### What you will do
In the entries below, find the lines with the word "DĐĐT" and copy them.

--------------------------------

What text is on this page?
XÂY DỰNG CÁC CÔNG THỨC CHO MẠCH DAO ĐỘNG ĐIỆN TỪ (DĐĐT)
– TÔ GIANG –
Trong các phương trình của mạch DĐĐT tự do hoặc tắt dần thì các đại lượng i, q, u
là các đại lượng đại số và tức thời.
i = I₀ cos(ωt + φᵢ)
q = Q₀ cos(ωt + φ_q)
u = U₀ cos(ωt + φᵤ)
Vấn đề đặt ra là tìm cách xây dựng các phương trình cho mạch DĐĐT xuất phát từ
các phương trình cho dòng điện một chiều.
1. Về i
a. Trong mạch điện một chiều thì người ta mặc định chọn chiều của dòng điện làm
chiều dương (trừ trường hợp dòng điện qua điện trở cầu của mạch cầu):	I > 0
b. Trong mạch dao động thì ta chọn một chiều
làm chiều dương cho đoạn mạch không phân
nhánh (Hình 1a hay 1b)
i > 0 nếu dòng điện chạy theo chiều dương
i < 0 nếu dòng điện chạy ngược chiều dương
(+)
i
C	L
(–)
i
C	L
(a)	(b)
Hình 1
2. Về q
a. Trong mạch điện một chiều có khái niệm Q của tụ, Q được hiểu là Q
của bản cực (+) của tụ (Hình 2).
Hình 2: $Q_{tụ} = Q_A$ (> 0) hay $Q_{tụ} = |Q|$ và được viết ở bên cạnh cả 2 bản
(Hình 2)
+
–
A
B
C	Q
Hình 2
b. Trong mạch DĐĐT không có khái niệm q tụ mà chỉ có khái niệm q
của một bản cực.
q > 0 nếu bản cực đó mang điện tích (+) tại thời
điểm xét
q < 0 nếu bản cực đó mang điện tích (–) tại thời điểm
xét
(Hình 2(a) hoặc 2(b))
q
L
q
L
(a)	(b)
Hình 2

--------------------------------

### Final result
XÂY DỰNG CÁC CÔNG THỨC CHO MẠCH DAO ĐỘNG ĐIỆN TỪ (DĐĐT)
Trong các phương trình của mạch DĐĐT tự do hoặc tắt dần thì các đại lượng i, q, u
Vấn đề đặt ra là tìm cách xây dựng các phương trình cho mạch DĐĐT xuất phát từ
b. Trong mạch DĐĐT không có khái niệm q tụ mà chỉ có khái niệm q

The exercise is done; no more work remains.